Data for the task:

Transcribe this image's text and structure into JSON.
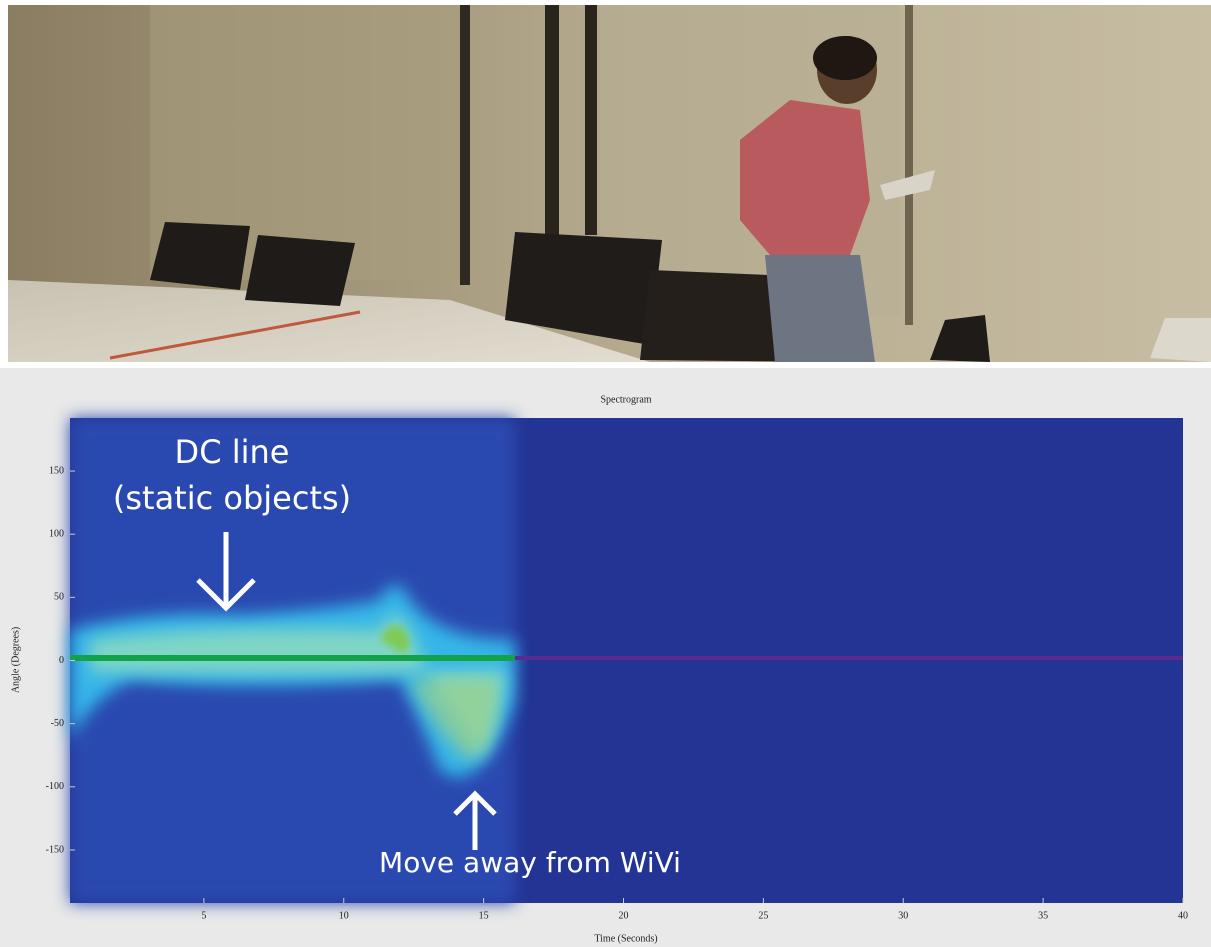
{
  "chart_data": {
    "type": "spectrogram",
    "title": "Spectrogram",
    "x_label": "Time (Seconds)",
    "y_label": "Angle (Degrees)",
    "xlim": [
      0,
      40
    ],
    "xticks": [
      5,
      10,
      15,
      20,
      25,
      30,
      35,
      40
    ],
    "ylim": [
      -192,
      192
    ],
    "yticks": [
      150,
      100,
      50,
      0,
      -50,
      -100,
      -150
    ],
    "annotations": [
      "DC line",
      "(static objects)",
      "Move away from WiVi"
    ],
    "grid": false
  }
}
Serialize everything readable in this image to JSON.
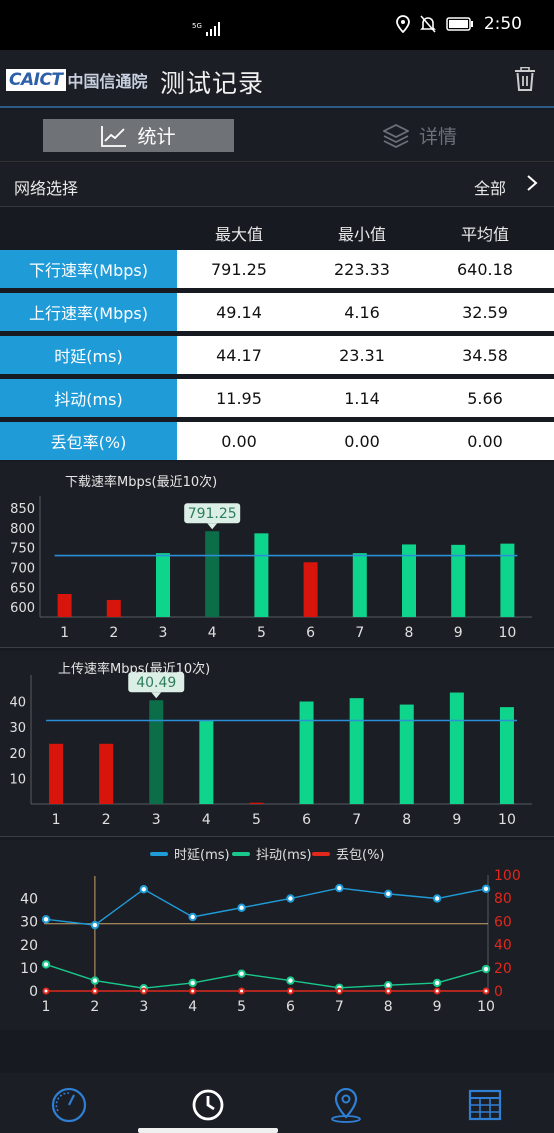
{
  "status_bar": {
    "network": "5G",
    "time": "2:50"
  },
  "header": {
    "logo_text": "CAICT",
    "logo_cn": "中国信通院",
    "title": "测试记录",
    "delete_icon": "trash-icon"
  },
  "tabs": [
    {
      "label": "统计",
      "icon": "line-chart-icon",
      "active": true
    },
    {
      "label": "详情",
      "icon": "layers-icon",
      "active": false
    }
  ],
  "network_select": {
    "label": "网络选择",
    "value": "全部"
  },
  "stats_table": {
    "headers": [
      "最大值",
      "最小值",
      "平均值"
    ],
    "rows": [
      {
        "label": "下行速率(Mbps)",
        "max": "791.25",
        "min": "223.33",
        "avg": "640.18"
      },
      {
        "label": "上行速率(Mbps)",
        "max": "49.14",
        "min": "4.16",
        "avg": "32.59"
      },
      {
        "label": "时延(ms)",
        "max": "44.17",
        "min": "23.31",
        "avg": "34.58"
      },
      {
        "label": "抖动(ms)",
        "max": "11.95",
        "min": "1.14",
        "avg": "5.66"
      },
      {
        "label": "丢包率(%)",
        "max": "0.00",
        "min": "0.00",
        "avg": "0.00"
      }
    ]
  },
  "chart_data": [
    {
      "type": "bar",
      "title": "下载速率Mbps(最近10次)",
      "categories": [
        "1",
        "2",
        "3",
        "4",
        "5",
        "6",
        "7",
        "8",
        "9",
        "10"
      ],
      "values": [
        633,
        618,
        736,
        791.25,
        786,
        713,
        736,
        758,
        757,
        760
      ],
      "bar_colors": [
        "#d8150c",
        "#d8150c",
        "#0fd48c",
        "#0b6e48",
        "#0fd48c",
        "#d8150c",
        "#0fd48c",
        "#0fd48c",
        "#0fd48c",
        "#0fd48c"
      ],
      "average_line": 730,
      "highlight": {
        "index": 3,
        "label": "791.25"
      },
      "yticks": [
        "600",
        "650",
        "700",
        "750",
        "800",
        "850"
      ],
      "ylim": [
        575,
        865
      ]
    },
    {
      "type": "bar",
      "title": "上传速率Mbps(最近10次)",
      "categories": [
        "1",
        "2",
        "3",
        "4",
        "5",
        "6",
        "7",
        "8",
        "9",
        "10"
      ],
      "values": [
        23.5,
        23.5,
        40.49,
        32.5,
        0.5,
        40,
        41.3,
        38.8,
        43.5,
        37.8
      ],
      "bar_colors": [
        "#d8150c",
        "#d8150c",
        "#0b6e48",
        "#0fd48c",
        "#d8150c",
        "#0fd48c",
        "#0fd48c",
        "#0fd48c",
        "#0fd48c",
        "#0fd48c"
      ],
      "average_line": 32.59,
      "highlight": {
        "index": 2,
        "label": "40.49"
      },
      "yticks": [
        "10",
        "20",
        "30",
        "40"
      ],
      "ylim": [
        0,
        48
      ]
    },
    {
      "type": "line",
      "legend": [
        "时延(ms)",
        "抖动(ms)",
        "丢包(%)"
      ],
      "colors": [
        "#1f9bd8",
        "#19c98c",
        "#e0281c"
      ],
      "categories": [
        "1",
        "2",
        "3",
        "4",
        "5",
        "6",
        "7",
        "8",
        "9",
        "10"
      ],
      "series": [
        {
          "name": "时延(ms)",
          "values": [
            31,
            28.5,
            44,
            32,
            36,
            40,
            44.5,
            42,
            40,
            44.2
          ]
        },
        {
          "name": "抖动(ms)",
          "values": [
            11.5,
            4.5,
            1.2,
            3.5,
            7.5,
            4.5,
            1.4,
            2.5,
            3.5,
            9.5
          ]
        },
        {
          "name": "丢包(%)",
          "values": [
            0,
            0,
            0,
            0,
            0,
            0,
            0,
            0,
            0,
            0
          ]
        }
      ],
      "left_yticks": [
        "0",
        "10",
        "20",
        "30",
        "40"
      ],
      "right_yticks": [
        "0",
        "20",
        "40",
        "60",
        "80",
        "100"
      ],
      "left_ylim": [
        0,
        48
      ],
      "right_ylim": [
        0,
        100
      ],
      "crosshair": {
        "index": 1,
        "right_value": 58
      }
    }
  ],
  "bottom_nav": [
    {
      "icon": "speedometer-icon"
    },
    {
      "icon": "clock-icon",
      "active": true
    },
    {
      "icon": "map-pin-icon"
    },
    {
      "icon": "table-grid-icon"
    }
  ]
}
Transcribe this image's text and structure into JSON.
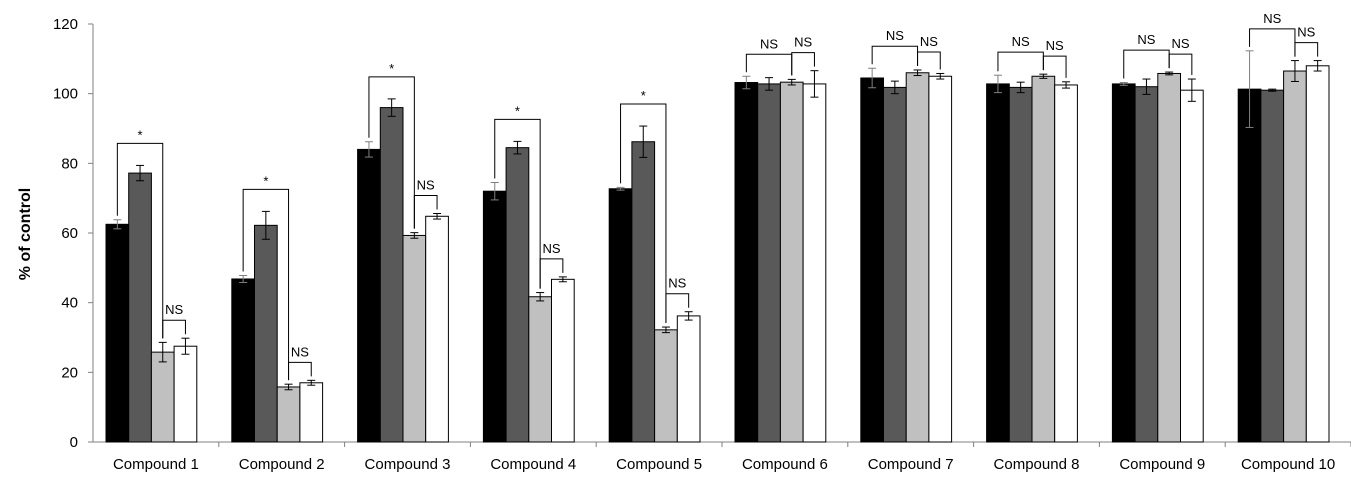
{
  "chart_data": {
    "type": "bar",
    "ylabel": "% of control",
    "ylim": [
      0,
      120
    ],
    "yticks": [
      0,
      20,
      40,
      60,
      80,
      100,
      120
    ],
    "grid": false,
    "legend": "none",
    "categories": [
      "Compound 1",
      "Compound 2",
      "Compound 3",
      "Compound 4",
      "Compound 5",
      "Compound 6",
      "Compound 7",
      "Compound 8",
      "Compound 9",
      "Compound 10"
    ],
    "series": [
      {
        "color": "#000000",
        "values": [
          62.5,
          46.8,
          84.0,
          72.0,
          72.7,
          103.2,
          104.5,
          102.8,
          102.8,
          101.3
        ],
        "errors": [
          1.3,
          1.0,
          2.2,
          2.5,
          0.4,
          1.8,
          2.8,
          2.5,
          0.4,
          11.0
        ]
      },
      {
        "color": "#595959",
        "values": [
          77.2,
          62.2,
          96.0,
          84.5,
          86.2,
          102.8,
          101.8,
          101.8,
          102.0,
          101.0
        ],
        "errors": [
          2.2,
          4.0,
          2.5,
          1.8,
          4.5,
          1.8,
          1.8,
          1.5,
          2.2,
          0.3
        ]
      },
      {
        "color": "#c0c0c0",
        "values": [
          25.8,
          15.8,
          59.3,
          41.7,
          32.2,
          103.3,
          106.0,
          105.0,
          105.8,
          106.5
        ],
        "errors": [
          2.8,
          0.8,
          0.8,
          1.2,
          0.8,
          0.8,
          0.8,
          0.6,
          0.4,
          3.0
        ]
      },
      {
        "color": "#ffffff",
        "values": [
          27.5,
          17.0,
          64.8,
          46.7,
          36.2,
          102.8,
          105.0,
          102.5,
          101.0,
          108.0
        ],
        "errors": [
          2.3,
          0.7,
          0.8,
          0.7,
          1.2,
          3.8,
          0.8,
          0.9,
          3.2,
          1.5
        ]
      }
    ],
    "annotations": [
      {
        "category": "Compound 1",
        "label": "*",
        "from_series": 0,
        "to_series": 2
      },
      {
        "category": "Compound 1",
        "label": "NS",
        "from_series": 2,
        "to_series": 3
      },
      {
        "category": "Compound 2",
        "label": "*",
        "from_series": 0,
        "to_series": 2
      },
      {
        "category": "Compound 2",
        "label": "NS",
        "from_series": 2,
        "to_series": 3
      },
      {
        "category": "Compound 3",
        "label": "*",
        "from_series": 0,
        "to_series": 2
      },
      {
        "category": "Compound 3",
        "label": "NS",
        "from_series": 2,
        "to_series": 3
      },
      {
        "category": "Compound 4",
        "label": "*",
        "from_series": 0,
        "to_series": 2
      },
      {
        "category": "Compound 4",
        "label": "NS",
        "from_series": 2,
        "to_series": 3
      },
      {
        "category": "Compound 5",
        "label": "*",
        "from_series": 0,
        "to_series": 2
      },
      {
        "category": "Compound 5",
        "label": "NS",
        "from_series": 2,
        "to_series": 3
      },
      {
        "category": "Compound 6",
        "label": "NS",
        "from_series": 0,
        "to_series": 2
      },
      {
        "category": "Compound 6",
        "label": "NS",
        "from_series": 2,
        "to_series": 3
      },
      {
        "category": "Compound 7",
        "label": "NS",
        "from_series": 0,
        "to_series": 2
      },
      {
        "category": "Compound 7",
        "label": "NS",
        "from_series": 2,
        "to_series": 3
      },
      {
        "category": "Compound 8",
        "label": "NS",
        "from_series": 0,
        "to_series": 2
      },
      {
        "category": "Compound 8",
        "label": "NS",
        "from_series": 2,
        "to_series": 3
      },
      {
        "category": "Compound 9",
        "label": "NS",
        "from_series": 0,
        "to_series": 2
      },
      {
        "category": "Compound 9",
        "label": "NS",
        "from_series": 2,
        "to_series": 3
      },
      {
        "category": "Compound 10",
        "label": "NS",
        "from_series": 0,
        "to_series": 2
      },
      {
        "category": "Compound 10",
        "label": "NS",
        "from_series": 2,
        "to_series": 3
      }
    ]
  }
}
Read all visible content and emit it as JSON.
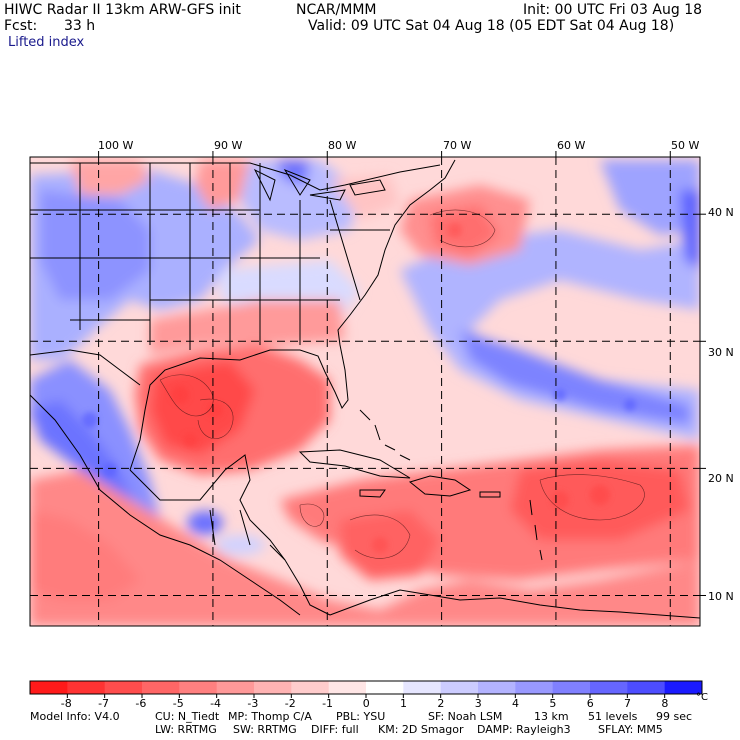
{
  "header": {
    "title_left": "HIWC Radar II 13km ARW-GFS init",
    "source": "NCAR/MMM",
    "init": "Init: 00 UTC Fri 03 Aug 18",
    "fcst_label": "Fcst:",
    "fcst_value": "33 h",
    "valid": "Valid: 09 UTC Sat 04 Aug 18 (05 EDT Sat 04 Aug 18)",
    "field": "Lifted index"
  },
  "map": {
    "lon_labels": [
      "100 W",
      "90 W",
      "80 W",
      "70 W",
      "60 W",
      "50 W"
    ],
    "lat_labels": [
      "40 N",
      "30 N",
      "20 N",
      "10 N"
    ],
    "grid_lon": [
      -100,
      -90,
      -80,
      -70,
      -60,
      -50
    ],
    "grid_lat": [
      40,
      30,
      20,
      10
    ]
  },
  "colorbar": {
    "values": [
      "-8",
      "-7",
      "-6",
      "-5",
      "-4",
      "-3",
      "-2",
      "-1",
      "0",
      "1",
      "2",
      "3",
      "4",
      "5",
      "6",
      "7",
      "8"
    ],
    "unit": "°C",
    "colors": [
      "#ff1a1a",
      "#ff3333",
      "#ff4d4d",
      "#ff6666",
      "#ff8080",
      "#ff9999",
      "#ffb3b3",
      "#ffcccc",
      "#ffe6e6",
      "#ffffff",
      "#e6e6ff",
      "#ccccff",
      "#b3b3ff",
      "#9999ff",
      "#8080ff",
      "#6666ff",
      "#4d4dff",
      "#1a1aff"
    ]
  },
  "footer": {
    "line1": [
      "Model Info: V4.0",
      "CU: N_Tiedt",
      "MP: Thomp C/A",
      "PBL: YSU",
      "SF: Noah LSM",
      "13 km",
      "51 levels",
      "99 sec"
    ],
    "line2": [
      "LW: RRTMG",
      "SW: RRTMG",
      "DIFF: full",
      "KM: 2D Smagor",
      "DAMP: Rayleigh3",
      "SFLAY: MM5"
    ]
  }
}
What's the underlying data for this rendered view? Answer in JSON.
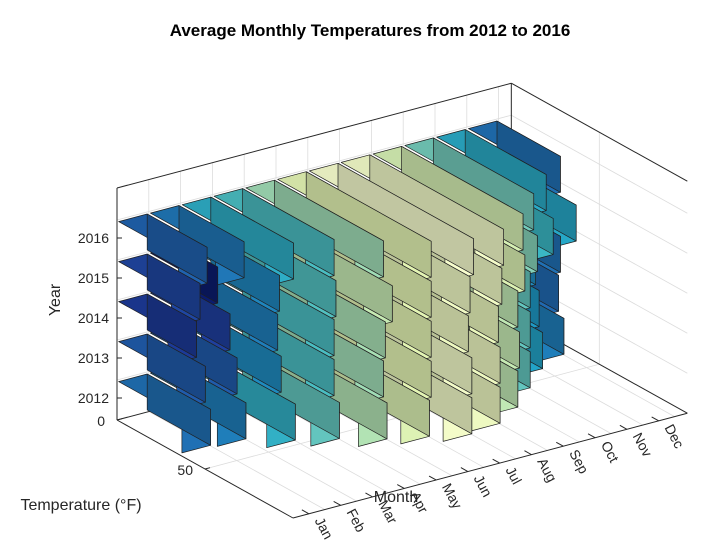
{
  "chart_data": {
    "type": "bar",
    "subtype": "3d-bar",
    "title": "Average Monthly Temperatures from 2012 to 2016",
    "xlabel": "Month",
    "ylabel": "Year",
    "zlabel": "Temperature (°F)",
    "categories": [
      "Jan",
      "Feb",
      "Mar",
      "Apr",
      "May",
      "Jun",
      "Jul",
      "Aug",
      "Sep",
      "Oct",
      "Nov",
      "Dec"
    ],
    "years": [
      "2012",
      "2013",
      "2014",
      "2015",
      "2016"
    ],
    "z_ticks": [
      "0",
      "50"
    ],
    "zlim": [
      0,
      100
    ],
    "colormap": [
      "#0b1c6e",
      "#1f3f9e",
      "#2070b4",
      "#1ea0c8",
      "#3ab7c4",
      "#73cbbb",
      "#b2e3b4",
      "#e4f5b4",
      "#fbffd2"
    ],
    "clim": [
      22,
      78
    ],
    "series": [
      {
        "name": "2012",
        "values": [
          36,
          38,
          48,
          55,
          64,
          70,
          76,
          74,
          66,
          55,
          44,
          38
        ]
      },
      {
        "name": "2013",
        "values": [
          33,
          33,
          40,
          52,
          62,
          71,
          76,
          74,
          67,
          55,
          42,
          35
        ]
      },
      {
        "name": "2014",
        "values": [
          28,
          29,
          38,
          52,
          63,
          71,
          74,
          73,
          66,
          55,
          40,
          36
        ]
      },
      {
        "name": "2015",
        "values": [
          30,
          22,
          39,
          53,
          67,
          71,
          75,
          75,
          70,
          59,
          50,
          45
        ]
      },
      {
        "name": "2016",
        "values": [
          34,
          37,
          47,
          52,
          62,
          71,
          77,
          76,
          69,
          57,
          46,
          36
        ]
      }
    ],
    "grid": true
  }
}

Exercise: Give only the number of lines in the material above where the string "this" appears.

Written answer: 4